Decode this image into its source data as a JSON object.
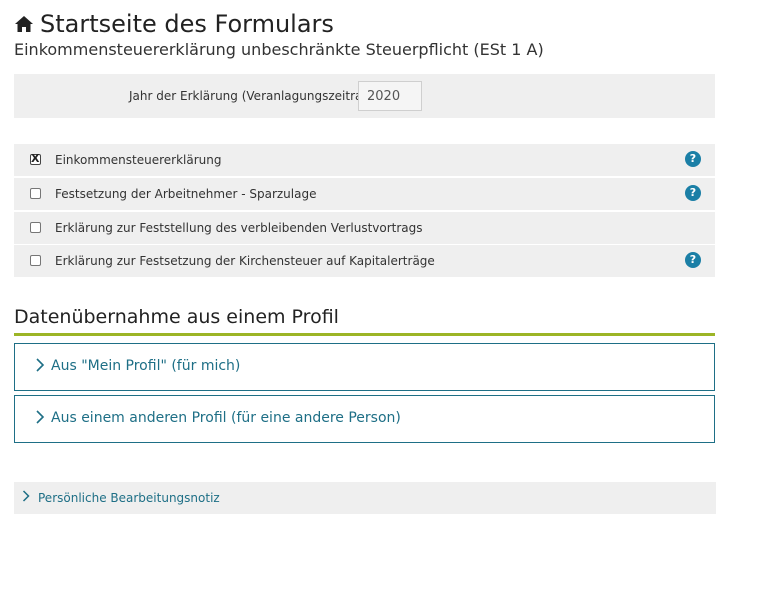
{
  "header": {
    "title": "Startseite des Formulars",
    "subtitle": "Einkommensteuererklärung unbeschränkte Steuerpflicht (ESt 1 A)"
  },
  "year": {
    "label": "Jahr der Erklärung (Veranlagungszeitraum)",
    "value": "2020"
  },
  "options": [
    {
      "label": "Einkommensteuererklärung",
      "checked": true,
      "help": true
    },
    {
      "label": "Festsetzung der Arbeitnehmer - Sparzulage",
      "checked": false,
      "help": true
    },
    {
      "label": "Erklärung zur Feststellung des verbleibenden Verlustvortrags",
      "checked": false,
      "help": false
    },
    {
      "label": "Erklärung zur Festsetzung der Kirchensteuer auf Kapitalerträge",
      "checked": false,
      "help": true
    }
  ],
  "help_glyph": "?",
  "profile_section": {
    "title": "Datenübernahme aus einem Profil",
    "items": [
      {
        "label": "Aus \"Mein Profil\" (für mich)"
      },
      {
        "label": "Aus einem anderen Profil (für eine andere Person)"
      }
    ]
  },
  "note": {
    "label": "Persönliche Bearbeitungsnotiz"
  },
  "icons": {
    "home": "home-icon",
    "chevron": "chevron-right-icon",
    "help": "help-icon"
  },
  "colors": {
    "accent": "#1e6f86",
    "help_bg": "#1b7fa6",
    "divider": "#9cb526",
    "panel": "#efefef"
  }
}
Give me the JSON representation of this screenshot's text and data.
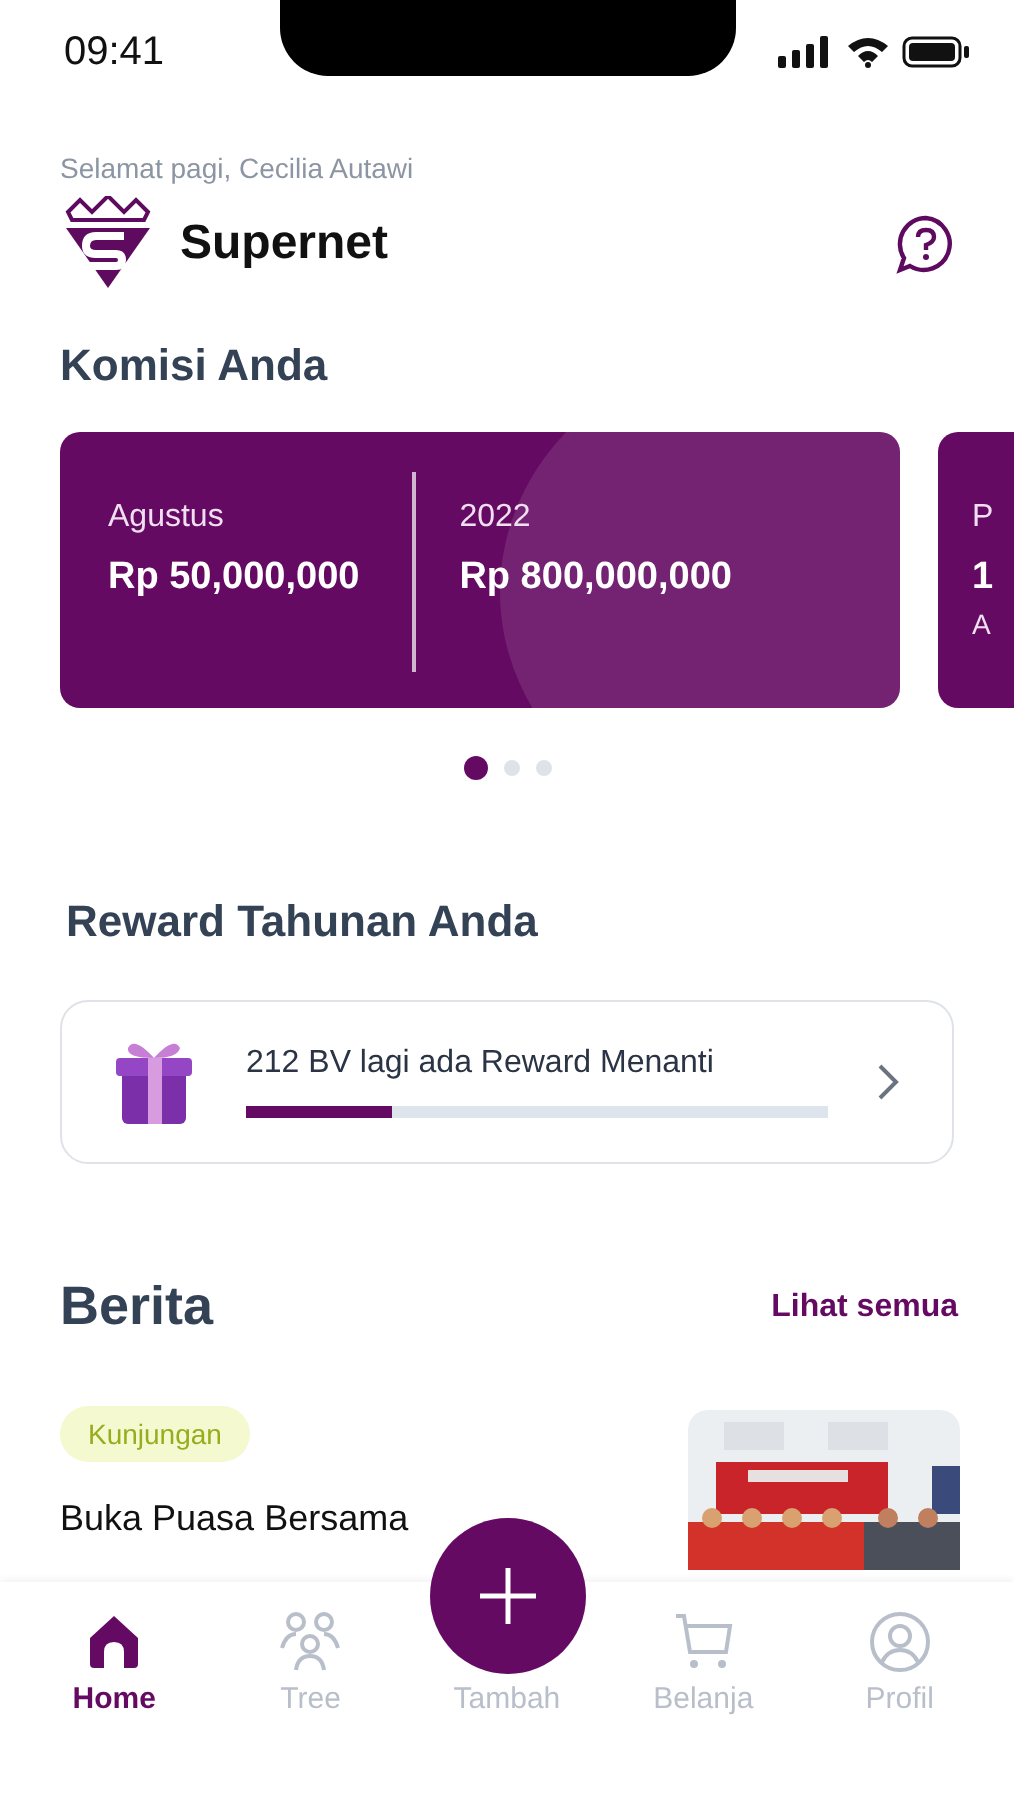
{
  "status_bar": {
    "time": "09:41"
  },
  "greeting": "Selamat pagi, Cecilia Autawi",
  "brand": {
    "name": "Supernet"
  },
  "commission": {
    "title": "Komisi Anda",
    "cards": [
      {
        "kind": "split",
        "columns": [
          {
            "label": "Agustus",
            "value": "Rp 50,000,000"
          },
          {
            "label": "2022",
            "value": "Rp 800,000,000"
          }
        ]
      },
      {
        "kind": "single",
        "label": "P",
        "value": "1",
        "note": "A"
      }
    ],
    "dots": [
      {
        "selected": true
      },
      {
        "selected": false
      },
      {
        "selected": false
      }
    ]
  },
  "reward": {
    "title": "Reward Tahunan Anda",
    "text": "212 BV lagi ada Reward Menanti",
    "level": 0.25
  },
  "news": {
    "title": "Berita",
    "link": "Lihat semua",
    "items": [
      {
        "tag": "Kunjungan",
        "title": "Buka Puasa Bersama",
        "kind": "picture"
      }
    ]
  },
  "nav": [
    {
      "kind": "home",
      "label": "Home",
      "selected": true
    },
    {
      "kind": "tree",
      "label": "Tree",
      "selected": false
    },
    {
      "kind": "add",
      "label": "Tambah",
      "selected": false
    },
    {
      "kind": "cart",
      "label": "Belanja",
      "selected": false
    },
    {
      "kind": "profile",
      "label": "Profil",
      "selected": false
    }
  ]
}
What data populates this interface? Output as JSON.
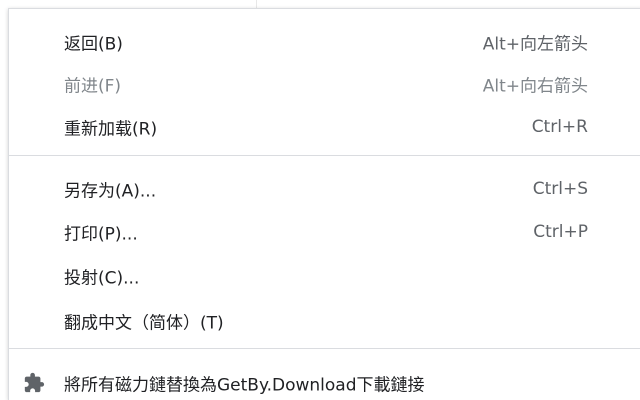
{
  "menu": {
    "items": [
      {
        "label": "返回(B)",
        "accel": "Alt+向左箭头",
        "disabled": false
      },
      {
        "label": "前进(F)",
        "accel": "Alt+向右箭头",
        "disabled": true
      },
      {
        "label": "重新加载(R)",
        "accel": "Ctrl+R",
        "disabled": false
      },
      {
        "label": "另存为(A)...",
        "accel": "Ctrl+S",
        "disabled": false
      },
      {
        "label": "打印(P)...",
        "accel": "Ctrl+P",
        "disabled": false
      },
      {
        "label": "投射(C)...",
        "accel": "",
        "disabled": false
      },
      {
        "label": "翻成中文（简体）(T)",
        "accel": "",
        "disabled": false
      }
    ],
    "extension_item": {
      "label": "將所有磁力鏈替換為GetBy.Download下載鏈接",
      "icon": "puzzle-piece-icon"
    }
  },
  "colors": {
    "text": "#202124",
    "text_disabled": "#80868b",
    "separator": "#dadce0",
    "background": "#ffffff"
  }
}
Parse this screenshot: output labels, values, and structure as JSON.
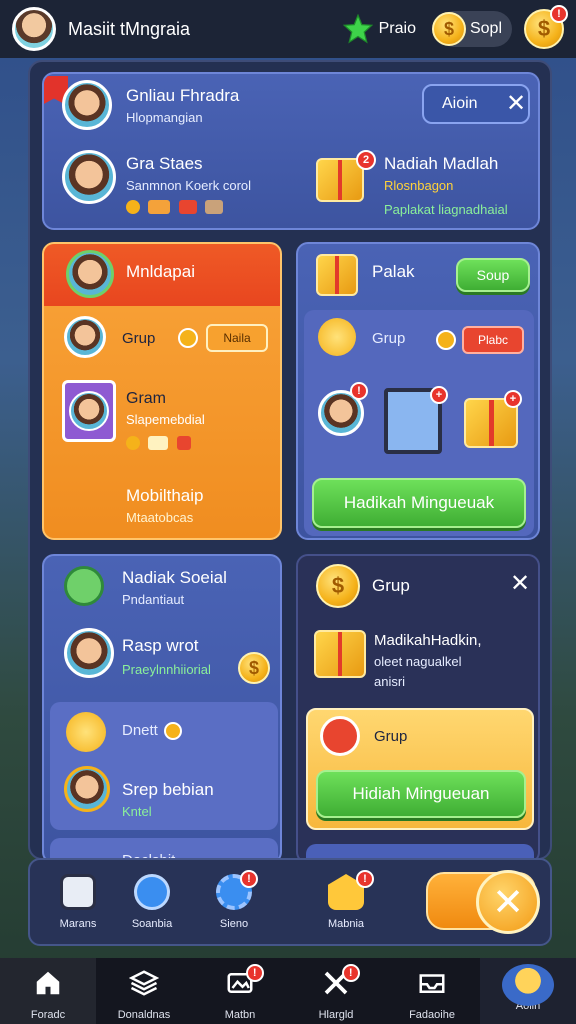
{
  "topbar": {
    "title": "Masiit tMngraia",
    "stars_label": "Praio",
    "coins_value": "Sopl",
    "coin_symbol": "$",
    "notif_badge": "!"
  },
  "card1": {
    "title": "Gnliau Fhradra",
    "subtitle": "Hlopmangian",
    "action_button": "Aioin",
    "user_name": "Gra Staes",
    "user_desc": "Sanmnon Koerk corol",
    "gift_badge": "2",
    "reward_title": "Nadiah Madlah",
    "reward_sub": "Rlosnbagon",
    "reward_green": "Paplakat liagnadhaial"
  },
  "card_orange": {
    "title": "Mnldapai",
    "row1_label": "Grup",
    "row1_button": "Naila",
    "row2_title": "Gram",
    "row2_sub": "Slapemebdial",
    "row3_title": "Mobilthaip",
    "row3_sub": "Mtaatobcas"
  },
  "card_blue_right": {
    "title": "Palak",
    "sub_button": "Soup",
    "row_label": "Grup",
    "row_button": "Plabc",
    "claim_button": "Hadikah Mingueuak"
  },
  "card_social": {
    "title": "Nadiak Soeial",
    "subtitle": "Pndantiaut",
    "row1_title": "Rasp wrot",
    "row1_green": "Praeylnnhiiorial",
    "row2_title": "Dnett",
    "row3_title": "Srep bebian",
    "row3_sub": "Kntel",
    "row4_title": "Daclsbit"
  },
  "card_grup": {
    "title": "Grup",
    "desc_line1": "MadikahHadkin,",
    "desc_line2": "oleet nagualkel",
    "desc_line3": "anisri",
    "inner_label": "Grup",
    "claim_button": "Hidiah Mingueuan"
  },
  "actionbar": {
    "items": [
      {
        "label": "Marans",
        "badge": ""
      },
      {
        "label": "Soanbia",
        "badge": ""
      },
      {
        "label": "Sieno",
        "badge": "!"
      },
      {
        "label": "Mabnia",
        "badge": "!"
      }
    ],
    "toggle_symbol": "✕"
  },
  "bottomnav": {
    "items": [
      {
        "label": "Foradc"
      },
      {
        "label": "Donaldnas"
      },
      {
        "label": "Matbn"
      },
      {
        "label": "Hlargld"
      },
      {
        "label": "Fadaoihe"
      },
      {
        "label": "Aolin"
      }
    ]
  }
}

####################

Your task :: Write the material out again exactly as it appears, dropping the pictures.

Final result ::
Decode this image into its source data as a JSON object.
{
  "header": {
    "title": "Startseite des Formulars",
    "subtitle": "Einkommensteuererklärung unbeschränkte Steuerpflicht (ESt 1 A)"
  },
  "year": {
    "label": "Jahr der Erklärung (Veranlagungszeitraum)",
    "value": "2020"
  },
  "options": [
    {
      "label": "Einkommensteuererklärung",
      "checked": true,
      "help": true
    },
    {
      "label": "Festsetzung der Arbeitnehmer - Sparzulage",
      "checked": false,
      "help": true
    },
    {
      "label": "Erklärung zur Feststellung des verbleibenden Verlustvortrags",
      "checked": false,
      "help": false
    },
    {
      "label": "Erklärung zur Festsetzung der Kirchensteuer auf Kapitalerträge",
      "checked": false,
      "help": true
    }
  ],
  "help_glyph": "?",
  "profile_section": {
    "title": "Datenübernahme aus einem Profil",
    "items": [
      {
        "label": "Aus \"Mein Profil\" (für mich)"
      },
      {
        "label": "Aus einem anderen Profil (für eine andere Person)"
      }
    ]
  },
  "note": {
    "label": "Persönliche Bearbeitungsnotiz"
  },
  "icons": {
    "home": "home-icon",
    "chevron": "chevron-right-icon",
    "help": "help-icon"
  },
  "colors": {
    "accent": "#1e6f86",
    "help_bg": "#1b7fa6",
    "divider": "#9cb526",
    "panel": "#efefef"
  }
}
Give me the JSON representation of this screenshot's text and data.
{
  "status_bar": {
    "time": "09:41"
  },
  "greeting": "Selamat pagi, Cecilia Autawi",
  "brand": {
    "name": "Supernet"
  },
  "commission": {
    "title": "Komisi Anda",
    "cards": [
      {
        "kind": "split",
        "columns": [
          {
            "label": "Agustus",
            "value": "Rp 50,000,000"
          },
          {
            "label": "2022",
            "value": "Rp 800,000,000"
          }
        ]
      },
      {
        "kind": "single",
        "label": "P",
        "value": "1",
        "note": "A"
      }
    ],
    "dots": [
      {
        "selected": true
      },
      {
        "selected": false
      },
      {
        "selected": false
      }
    ]
  },
  "reward": {
    "title": "Reward Tahunan Anda",
    "text": "212 BV lagi ada Reward Menanti",
    "level": 0.25
  },
  "news": {
    "title": "Berita",
    "link": "Lihat semua",
    "items": [
      {
        "tag": "Kunjungan",
        "title": "Buka Puasa Bersama",
        "kind": "picture"
      }
    ]
  },
  "nav": [
    {
      "kind": "home",
      "label": "Home",
      "selected": true
    },
    {
      "kind": "tree",
      "label": "Tree",
      "selected": false
    },
    {
      "kind": "add",
      "label": "Tambah",
      "selected": false
    },
    {
      "kind": "cart",
      "label": "Belanja",
      "selected": false
    },
    {
      "kind": "profile",
      "label": "Profil",
      "selected": false
    }
  ]
}
What data populates this interface? Output as JSON.
{
  "menu": {
    "items": [
      {
        "label": "返回(B)",
        "accel": "Alt+向左箭头",
        "disabled": false
      },
      {
        "label": "前进(F)",
        "accel": "Alt+向右箭头",
        "disabled": true
      },
      {
        "label": "重新加载(R)",
        "accel": "Ctrl+R",
        "disabled": false
      },
      {
        "label": "另存为(A)...",
        "accel": "Ctrl+S",
        "disabled": false
      },
      {
        "label": "打印(P)...",
        "accel": "Ctrl+P",
        "disabled": false
      },
      {
        "label": "投射(C)...",
        "accel": "",
        "disabled": false
      },
      {
        "label": "翻成中文（简体）(T)",
        "accel": "",
        "disabled": false
      }
    ],
    "extension_item": {
      "label": "將所有磁力鏈替換為GetBy.Download下載鏈接",
      "icon": "puzzle-piece-icon"
    }
  },
  "colors": {
    "text": "#202124",
    "text_disabled": "#80868b",
    "separator": "#dadce0",
    "background": "#ffffff"
  }
}
Parse this screenshot: output labels, values, and structure as JSON.
{
  "topbar": {
    "title": "Masiit tMngraia",
    "stars_label": "Praio",
    "coins_value": "Sopl",
    "coin_symbol": "$",
    "notif_badge": "!"
  },
  "card1": {
    "title": "Gnliau Fhradra",
    "subtitle": "Hlopmangian",
    "action_button": "Aioin",
    "user_name": "Gra Staes",
    "user_desc": "Sanmnon Koerk corol",
    "gift_badge": "2",
    "reward_title": "Nadiah Madlah",
    "reward_sub": "Rlosnbagon",
    "reward_green": "Paplakat liagnadhaial"
  },
  "card_orange": {
    "title": "Mnldapai",
    "row1_label": "Grup",
    "row1_button": "Naila",
    "row2_title": "Gram",
    "row2_sub": "Slapemebdial",
    "row3_title": "Mobilthaip",
    "row3_sub": "Mtaatobcas"
  },
  "card_blue_right": {
    "title": "Palak",
    "sub_button": "Soup",
    "row_label": "Grup",
    "row_button": "Plabc",
    "claim_button": "Hadikah Mingueuak"
  },
  "card_social": {
    "title": "Nadiak Soeial",
    "subtitle": "Pndantiaut",
    "row1_title": "Rasp wrot",
    "row1_green": "Praeylnnhiiorial",
    "row2_title": "Dnett",
    "row3_title": "Srep bebian",
    "row3_sub": "Kntel",
    "row4_title": "Daclsbit"
  },
  "card_grup": {
    "title": "Grup",
    "desc_line1": "MadikahHadkin,",
    "desc_line2": "oleet nagualkel",
    "desc_line3": "anisri",
    "inner_label": "Grup",
    "claim_button": "Hidiah Mingueuan"
  },
  "actionbar": {
    "items": [
      {
        "label": "Marans",
        "badge": ""
      },
      {
        "label": "Soanbia",
        "badge": ""
      },
      {
        "label": "Sieno",
        "badge": "!"
      },
      {
        "label": "Mabnia",
        "badge": "!"
      }
    ],
    "toggle_symbol": "✕"
  },
  "bottomnav": {
    "items": [
      {
        "label": "Foradc"
      },
      {
        "label": "Donaldnas"
      },
      {
        "label": "Matbn"
      },
      {
        "label": "Hlargld"
      },
      {
        "label": "Fadaoihe"
      },
      {
        "label": "Aolin"
      }
    ]
  }
}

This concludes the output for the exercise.